** Begin **

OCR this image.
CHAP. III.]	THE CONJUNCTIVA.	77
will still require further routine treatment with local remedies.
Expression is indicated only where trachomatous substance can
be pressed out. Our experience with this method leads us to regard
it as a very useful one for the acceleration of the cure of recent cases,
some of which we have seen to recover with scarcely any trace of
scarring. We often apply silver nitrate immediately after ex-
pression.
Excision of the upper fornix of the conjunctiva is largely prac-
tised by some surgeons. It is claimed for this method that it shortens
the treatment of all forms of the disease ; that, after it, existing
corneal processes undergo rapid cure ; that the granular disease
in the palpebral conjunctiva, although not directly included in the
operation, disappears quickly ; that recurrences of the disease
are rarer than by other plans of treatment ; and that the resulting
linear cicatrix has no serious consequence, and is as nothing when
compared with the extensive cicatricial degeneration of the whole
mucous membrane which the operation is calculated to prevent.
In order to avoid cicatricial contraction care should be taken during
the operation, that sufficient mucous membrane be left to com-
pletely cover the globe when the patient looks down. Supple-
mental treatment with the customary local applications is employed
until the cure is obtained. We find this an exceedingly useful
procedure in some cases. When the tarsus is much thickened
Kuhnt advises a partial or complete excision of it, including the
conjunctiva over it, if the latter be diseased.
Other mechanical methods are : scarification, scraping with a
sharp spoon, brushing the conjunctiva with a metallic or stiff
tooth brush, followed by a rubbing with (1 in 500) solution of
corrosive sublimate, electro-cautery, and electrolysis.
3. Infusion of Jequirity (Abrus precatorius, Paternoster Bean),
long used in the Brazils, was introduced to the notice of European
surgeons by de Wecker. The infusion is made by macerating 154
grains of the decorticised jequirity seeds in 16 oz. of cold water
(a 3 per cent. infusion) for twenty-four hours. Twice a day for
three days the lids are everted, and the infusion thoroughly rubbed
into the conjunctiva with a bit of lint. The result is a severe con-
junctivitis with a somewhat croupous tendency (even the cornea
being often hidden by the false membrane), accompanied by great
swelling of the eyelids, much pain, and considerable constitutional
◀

** End **

- TASK DESCRIPTION -
Where a line holds the string "much", copy that line.

- RESPONSE TO THIS EXERCISE -
procedure in some cases. When the tarsus is much thickened
swelling of the eyelids, much pain, and considerable constitutional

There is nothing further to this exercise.